[Opening Supplied material section]

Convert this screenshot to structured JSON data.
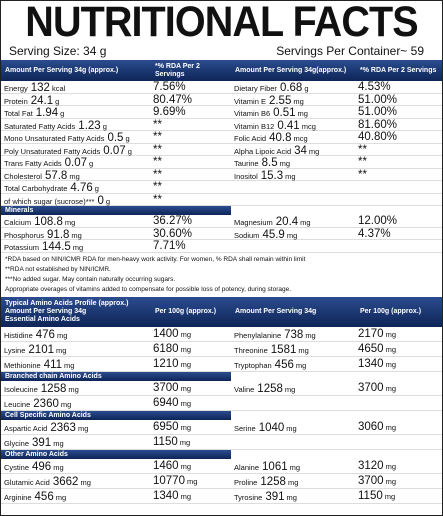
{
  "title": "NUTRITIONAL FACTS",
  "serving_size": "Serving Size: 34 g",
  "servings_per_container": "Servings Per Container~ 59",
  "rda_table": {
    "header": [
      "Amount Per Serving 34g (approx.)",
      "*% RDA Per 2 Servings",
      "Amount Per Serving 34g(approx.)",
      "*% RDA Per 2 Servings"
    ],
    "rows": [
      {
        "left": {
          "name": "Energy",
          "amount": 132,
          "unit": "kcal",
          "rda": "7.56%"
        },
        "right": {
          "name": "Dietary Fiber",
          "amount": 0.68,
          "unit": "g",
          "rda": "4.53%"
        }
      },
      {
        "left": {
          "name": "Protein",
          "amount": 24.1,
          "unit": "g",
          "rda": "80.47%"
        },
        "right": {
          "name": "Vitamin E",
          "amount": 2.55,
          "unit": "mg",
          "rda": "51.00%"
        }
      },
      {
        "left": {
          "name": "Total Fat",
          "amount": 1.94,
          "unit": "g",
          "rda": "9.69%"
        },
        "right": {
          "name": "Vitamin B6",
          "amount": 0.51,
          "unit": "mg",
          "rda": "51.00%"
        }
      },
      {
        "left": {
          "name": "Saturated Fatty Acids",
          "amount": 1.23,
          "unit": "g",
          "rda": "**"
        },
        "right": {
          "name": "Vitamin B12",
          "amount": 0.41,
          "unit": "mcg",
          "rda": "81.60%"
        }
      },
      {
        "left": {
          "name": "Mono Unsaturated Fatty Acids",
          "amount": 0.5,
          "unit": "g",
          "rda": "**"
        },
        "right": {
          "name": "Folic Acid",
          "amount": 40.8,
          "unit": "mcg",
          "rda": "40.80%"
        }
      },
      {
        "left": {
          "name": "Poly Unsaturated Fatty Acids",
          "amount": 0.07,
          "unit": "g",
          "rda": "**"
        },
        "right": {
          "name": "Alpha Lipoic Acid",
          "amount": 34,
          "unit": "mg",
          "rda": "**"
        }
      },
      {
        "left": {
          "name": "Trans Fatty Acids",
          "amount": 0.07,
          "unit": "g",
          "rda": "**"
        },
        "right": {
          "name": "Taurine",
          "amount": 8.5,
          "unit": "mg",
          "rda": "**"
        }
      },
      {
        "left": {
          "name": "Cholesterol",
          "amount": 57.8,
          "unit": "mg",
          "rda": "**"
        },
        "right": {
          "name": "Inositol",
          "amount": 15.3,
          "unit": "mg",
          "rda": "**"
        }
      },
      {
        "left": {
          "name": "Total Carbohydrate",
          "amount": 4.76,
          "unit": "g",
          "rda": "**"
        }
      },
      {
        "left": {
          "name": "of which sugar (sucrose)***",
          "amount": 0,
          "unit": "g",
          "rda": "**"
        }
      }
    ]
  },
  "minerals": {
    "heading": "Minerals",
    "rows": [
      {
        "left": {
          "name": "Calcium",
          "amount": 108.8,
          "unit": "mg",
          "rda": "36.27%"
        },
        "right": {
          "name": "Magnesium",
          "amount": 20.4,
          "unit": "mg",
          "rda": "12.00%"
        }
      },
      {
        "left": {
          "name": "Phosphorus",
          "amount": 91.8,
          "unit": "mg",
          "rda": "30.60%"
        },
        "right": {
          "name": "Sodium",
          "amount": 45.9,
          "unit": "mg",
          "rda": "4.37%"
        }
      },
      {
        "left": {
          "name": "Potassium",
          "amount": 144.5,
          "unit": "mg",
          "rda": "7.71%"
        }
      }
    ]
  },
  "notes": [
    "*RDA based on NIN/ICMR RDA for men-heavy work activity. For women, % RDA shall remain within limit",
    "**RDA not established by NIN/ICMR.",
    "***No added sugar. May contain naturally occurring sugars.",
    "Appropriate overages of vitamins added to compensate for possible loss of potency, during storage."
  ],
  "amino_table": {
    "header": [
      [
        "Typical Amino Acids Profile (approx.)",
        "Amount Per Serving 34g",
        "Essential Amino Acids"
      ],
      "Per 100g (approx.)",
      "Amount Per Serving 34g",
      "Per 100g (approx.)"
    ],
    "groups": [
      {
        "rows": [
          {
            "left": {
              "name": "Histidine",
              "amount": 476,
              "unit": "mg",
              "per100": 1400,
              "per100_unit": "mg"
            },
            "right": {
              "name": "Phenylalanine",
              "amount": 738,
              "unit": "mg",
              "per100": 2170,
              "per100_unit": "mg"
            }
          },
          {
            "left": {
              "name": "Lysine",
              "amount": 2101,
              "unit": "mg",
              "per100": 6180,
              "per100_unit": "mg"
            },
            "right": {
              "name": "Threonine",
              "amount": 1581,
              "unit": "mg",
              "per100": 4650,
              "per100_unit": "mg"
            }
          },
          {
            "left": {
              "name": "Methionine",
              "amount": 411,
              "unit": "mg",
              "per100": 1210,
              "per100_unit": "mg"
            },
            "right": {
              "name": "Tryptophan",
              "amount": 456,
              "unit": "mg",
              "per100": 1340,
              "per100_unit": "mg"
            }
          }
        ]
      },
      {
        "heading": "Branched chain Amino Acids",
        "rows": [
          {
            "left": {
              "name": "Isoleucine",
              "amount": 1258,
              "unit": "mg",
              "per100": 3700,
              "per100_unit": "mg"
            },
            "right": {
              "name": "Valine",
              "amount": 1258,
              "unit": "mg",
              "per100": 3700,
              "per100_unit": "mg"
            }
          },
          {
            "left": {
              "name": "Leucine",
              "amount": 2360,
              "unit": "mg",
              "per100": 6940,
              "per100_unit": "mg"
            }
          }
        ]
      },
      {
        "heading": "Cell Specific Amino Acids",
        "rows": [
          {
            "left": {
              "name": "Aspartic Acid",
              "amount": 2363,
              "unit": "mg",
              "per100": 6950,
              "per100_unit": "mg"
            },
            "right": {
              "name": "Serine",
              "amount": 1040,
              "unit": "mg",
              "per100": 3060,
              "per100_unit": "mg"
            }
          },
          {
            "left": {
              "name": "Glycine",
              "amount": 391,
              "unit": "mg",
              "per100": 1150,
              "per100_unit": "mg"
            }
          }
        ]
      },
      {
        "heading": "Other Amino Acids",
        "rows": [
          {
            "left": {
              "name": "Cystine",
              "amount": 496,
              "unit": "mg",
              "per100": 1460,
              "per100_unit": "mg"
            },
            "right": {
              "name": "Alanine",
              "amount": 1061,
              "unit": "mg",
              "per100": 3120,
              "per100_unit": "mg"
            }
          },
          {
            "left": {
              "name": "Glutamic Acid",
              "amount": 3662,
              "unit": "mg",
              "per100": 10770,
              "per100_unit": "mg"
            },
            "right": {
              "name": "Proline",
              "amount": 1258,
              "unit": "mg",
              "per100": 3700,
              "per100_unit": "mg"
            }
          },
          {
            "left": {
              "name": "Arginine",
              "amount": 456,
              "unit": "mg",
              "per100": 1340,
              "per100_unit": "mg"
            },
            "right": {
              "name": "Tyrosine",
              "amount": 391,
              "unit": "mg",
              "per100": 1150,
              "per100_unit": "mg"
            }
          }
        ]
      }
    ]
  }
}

[Closing Supplied material section]

**Task prompt**
An exact copy of the records above is wanted, with the pictures omitted.

**Task result**
Convert this screenshot to structured JSON data.
{
  "title": "NUTRITIONAL FACTS",
  "serving_size": "Serving Size: 34 g",
  "servings_per_container": "Servings Per Container~ 59",
  "rda_table": {
    "header": [
      "Amount Per Serving 34g (approx.)",
      "*% RDA Per 2 Servings",
      "Amount Per Serving 34g(approx.)",
      "*% RDA Per 2 Servings"
    ],
    "rows": [
      {
        "left": {
          "name": "Energy",
          "amount": 132,
          "unit": "kcal",
          "rda": "7.56%"
        },
        "right": {
          "name": "Dietary Fiber",
          "amount": 0.68,
          "unit": "g",
          "rda": "4.53%"
        }
      },
      {
        "left": {
          "name": "Protein",
          "amount": 24.1,
          "unit": "g",
          "rda": "80.47%"
        },
        "right": {
          "name": "Vitamin E",
          "amount": 2.55,
          "unit": "mg",
          "rda": "51.00%"
        }
      },
      {
        "left": {
          "name": "Total Fat",
          "amount": 1.94,
          "unit": "g",
          "rda": "9.69%"
        },
        "right": {
          "name": "Vitamin B6",
          "amount": 0.51,
          "unit": "mg",
          "rda": "51.00%"
        }
      },
      {
        "left": {
          "name": "Saturated Fatty Acids",
          "amount": 1.23,
          "unit": "g",
          "rda": "**"
        },
        "right": {
          "name": "Vitamin B12",
          "amount": 0.41,
          "unit": "mcg",
          "rda": "81.60%"
        }
      },
      {
        "left": {
          "name": "Mono Unsaturated Fatty Acids",
          "amount": 0.5,
          "unit": "g",
          "rda": "**"
        },
        "right": {
          "name": "Folic Acid",
          "amount": 40.8,
          "unit": "mcg",
          "rda": "40.80%"
        }
      },
      {
        "left": {
          "name": "Poly Unsaturated Fatty Acids",
          "amount": 0.07,
          "unit": "g",
          "rda": "**"
        },
        "right": {
          "name": "Alpha Lipoic Acid",
          "amount": 34,
          "unit": "mg",
          "rda": "**"
        }
      },
      {
        "left": {
          "name": "Trans Fatty Acids",
          "amount": 0.07,
          "unit": "g",
          "rda": "**"
        },
        "right": {
          "name": "Taurine",
          "amount": 8.5,
          "unit": "mg",
          "rda": "**"
        }
      },
      {
        "left": {
          "name": "Cholesterol",
          "amount": 57.8,
          "unit": "mg",
          "rda": "**"
        },
        "right": {
          "name": "Inositol",
          "amount": 15.3,
          "unit": "mg",
          "rda": "**"
        }
      },
      {
        "left": {
          "name": "Total Carbohydrate",
          "amount": 4.76,
          "unit": "g",
          "rda": "**"
        }
      },
      {
        "left": {
          "name": "of which sugar (sucrose)***",
          "amount": 0,
          "unit": "g",
          "rda": "**"
        }
      }
    ]
  },
  "minerals": {
    "heading": "Minerals",
    "rows": [
      {
        "left": {
          "name": "Calcium",
          "amount": 108.8,
          "unit": "mg",
          "rda": "36.27%"
        },
        "right": {
          "name": "Magnesium",
          "amount": 20.4,
          "unit": "mg",
          "rda": "12.00%"
        }
      },
      {
        "left": {
          "name": "Phosphorus",
          "amount": 91.8,
          "unit": "mg",
          "rda": "30.60%"
        },
        "right": {
          "name": "Sodium",
          "amount": 45.9,
          "unit": "mg",
          "rda": "4.37%"
        }
      },
      {
        "left": {
          "name": "Potassium",
          "amount": 144.5,
          "unit": "mg",
          "rda": "7.71%"
        }
      }
    ]
  },
  "notes": [
    "*RDA based on NIN/ICMR RDA for men-heavy work activity. For women, % RDA shall remain within limit",
    "**RDA not established by NIN/ICMR.",
    "***No added sugar. May contain naturally occurring sugars.",
    "Appropriate overages of vitamins added to compensate for possible loss of potency, during storage."
  ],
  "amino_table": {
    "header": [
      [
        "Typical Amino Acids Profile (approx.)",
        "Amount Per Serving 34g",
        "Essential Amino Acids"
      ],
      "Per 100g (approx.)",
      "Amount Per Serving 34g",
      "Per 100g (approx.)"
    ],
    "groups": [
      {
        "rows": [
          {
            "left": {
              "name": "Histidine",
              "amount": 476,
              "unit": "mg",
              "per100": 1400,
              "per100_unit": "mg"
            },
            "right": {
              "name": "Phenylalanine",
              "amount": 738,
              "unit": "mg",
              "per100": 2170,
              "per100_unit": "mg"
            }
          },
          {
            "left": {
              "name": "Lysine",
              "amount": 2101,
              "unit": "mg",
              "per100": 6180,
              "per100_unit": "mg"
            },
            "right": {
              "name": "Threonine",
              "amount": 1581,
              "unit": "mg",
              "per100": 4650,
              "per100_unit": "mg"
            }
          },
          {
            "left": {
              "name": "Methionine",
              "amount": 411,
              "unit": "mg",
              "per100": 1210,
              "per100_unit": "mg"
            },
            "right": {
              "name": "Tryptophan",
              "amount": 456,
              "unit": "mg",
              "per100": 1340,
              "per100_unit": "mg"
            }
          }
        ]
      },
      {
        "heading": "Branched chain Amino Acids",
        "rows": [
          {
            "left": {
              "name": "Isoleucine",
              "amount": 1258,
              "unit": "mg",
              "per100": 3700,
              "per100_unit": "mg"
            },
            "right": {
              "name": "Valine",
              "amount": 1258,
              "unit": "mg",
              "per100": 3700,
              "per100_unit": "mg"
            }
          },
          {
            "left": {
              "name": "Leucine",
              "amount": 2360,
              "unit": "mg",
              "per100": 6940,
              "per100_unit": "mg"
            }
          }
        ]
      },
      {
        "heading": "Cell Specific Amino Acids",
        "rows": [
          {
            "left": {
              "name": "Aspartic Acid",
              "amount": 2363,
              "unit": "mg",
              "per100": 6950,
              "per100_unit": "mg"
            },
            "right": {
              "name": "Serine",
              "amount": 1040,
              "unit": "mg",
              "per100": 3060,
              "per100_unit": "mg"
            }
          },
          {
            "left": {
              "name": "Glycine",
              "amount": 391,
              "unit": "mg",
              "per100": 1150,
              "per100_unit": "mg"
            }
          }
        ]
      },
      {
        "heading": "Other Amino Acids",
        "rows": [
          {
            "left": {
              "name": "Cystine",
              "amount": 496,
              "unit": "mg",
              "per100": 1460,
              "per100_unit": "mg"
            },
            "right": {
              "name": "Alanine",
              "amount": 1061,
              "unit": "mg",
              "per100": 3120,
              "per100_unit": "mg"
            }
          },
          {
            "left": {
              "name": "Glutamic Acid",
              "amount": 3662,
              "unit": "mg",
              "per100": 10770,
              "per100_unit": "mg"
            },
            "right": {
              "name": "Proline",
              "amount": 1258,
              "unit": "mg",
              "per100": 3700,
              "per100_unit": "mg"
            }
          },
          {
            "left": {
              "name": "Arginine",
              "amount": 456,
              "unit": "mg",
              "per100": 1340,
              "per100_unit": "mg"
            },
            "right": {
              "name": "Tyrosine",
              "amount": 391,
              "unit": "mg",
              "per100": 1150,
              "per100_unit": "mg"
            }
          }
        ]
      }
    ]
  }
}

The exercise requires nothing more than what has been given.